* EXERCISE INSTRUCTIONS: For the data that follows, report how many lines contain the word "وقال", and nothing else.

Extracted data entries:
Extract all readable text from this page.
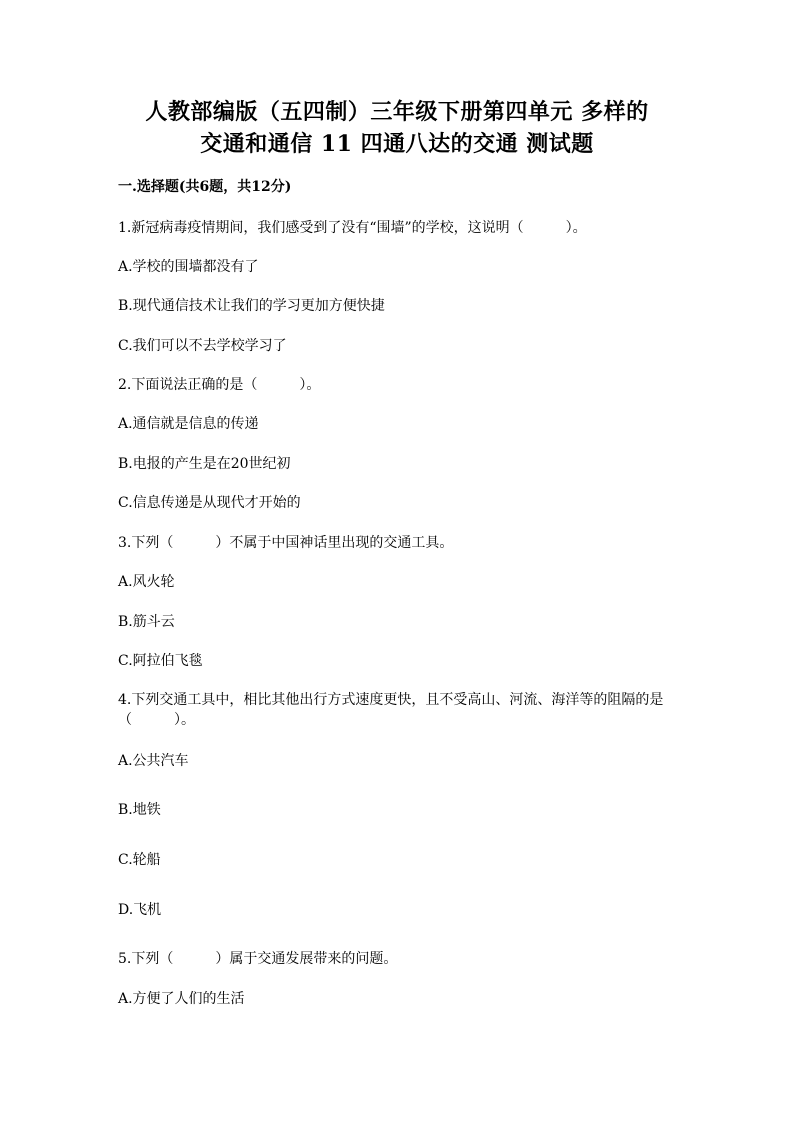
人教部编版（五四制）三年级下册第四单元 多样的
交通和通信 11 四通八达的交通 测试题
一.选择题(共6题，共12分)
1.新冠病毒疫情期间，我们感受到了没有“围墙”的学校，这说明（　　　）。
A.学校的围墙都没有了
B.现代通信技术让我们的学习更加方便快捷
C.我们可以不去学校学习了
2.下面说法正确的是（　　　）。
A.通信就是信息的传递
B.电报的产生是在20世纪初
C.信息传递是从现代才开始的
3.下列（　　　）不属于中国神话里出现的交通工具。
A.风火轮
B.筋斗云
C.阿拉伯飞毯
4.下列交通工具中，相比其他出行方式速度更快，且不受高山、河流、海洋等的阻隔的是（　　　）。
A.公共汽车
B.地铁
C.轮船
D.飞机
5.下列（　　　）属于交通发展带来的问题。
A.方便了人们的生活
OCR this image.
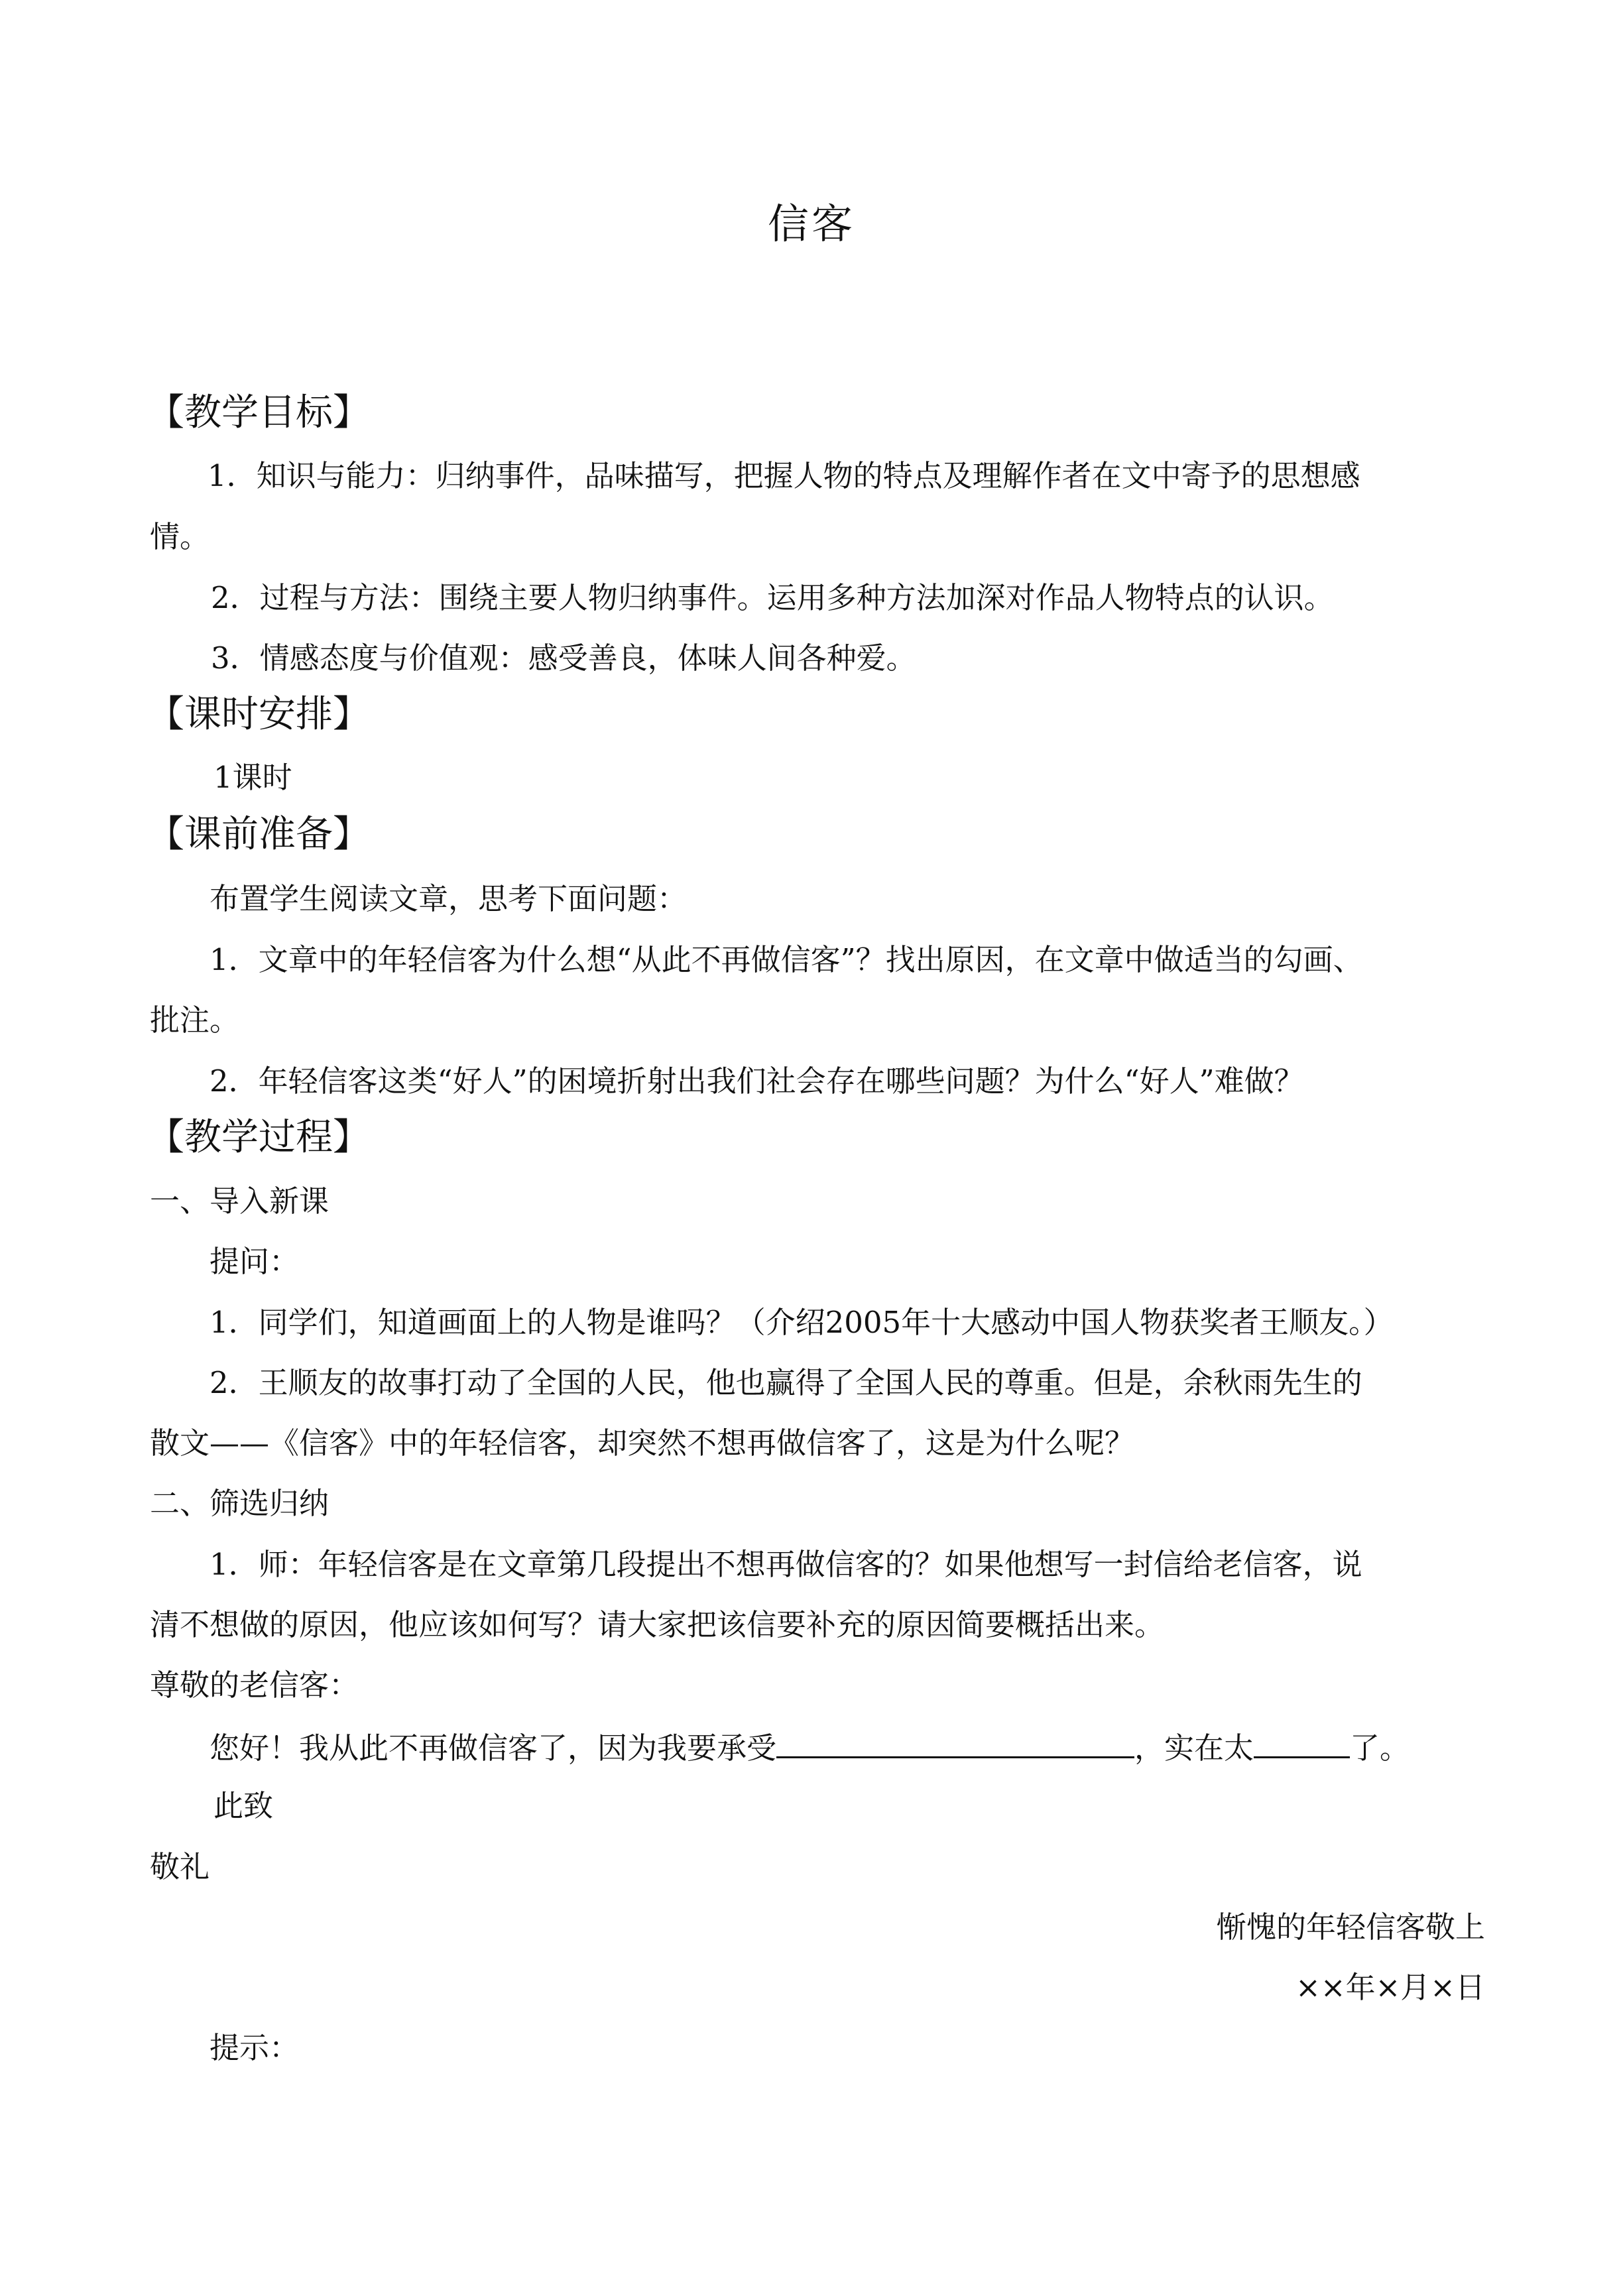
信客
【教学目标】
1．知识与能力：归纳事件，品味描写，把握人物的特点及理解作者在文中寄予的思想感
情。
2．过程与方法：围绕主要人物归纳事件。运用多种方法加深对作品人物特点的认识。
3．情感态度与价值观：感受善良，体味人间各种爱。
【课时安排】
1课时
【课前准备】
布置学生阅读文章，思考下面问题：
1．文章中的年轻信客为什么想“从此不再做信客”？找出原因，在文章中做适当的勾画、
批注。
2．年轻信客这类“好人”的困境折射出我们社会存在哪些问题？为什么“好人”难做？
【教学过程】
一、导入新课
提问：
1．同学们，知道画面上的人物是谁吗？（介绍2005年十大感动中国人物获奖者王顺友。）
2．王顺友的故事打动了全国的人民，他也赢得了全国人民的尊重。但是，余秋雨先生的
散文——《信客》中的年轻信客，却突然不想再做信客了，这是为什么呢？
二、筛选归纳
1．师：年轻信客是在文章第几段提出不想再做信客的？如果他想写一封信给老信客，说
清不想做的原因，他应该如何写？请大家把该信要补充的原因简要概括出来。
尊敬的老信客：
您好！我从此不再做信客了，因为我要承受	，实在太	了。
此致
敬礼
惭愧的年轻信客敬上
××年×月×日
提示：
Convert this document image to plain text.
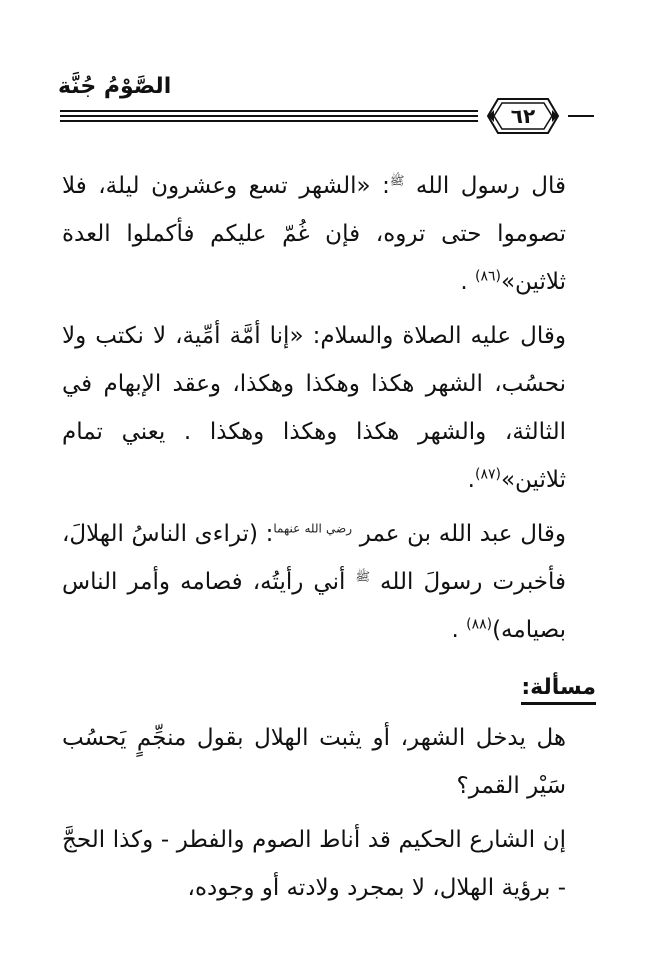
الصَّوْمُ جُنَّة
٦٢

قال رسول الله $^ﷺ$: «الشهر تسع وعشرون ليلة، فلا تصوموا حتى تروه، فإن غُمّ عليكم فأكملوا العدة ثلاثين»$^{(٨٦)}$ .

وقال عليه الصلاة والسلام: «إنا أمَّة أمِّية، لا نكتب ولا نحسُب، الشهر هكذا وهكذا وهكذا، وعقد الإبهام في الثالثة، والشهر هكذا وهكذا وهكذا . يعني تمام ثلاثين»$^{(٨٧)}$.

وقال عبد الله بن عمر $^{رضي الله عنهما}$: (تراءى الناسُ الهلالَ، فأخبرت رسولَ الله $^ﷺ$ أني رأيتُه، فصامه وأمر الناس بصيامه)$^{(٨٨)}$ .

مسألة:

هل يدخل الشهر، أو يثبت الهلال بقول منجِّمٍ يَحسُب سَيْر القمر؟

إن الشارع الحكيم قد أناط الصوم والفطر - وكذا الحجَّ - برؤية الهلال، لا بمجرد ولادته أو وجوده،
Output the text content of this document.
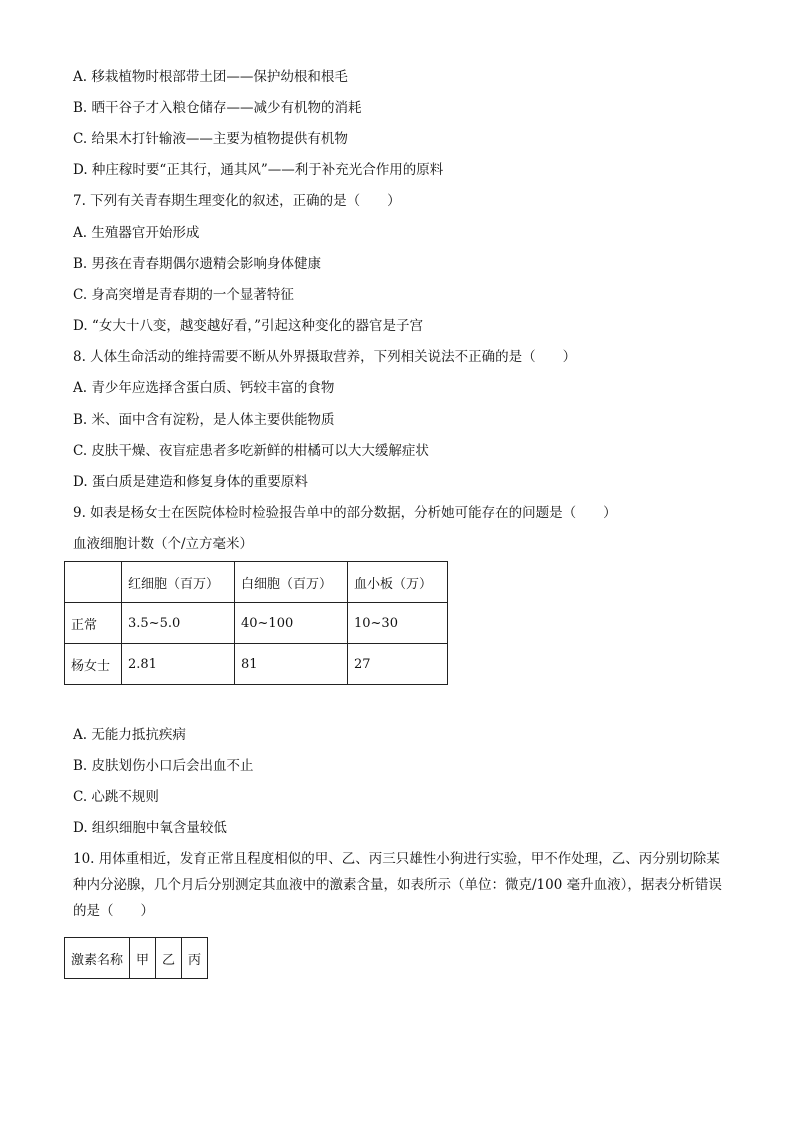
A. 移栽植物时根部带土团——保护幼根和根毛
B. 晒干谷子才入粮仓储存——减少有机物的消耗
C. 给果木打针输液——主要为植物提供有机物
D. 种庄稼时要“正其行，通其风”——利于补充光合作用的原料
7. 下列有关青春期生理变化的叙述，正确的是（　　）
A. 生殖器官开始形成
B. 男孩在青春期偶尔遗精会影响身体健康
C. 身高突增是青春期的一个显著特征
D. “女大十八变，越变越好看，”引起这种变化的器官是子宫
8. 人体生命活动的维持需要不断从外界摄取营养，下列相关说法不正确的是（　　）
A. 青少年应选择含蛋白质、钙较丰富的食物
B. 米、面中含有淀粉，是人体主要供能物质
C. 皮肤干燥、夜盲症患者多吃新鲜的柑橘可以大大缓解症状
D. 蛋白质是建造和修复身体的重要原料
9. 如表是杨女士在医院体检时检验报告单中的部分数据，分析她可能存在的问题是（　　）
血液细胞计数（个/立方毫米）
	红细胞（百万）	白细胞（百万）	血小板（万）
正常	3.5~5.0	40~100	10~30
杨女士	2.81	81	27
A. 无能力抵抗疾病
B. 皮肤划伤小口后会出血不止
C. 心跳不规则
D. 组织细胞中氧含量较低
10. 用体重相近，发育正常且程度相似的甲、乙、丙三只雄性小狗进行实验，甲不作处理，乙、丙分别切除某种内分泌腺，几个月后分别测定其血液中的激素含量，如表所示（单位：微克/100 毫升血液），据表分析错误的是（　　）
激素名称	甲	乙	丙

* EXERCISE SOLUTION: 2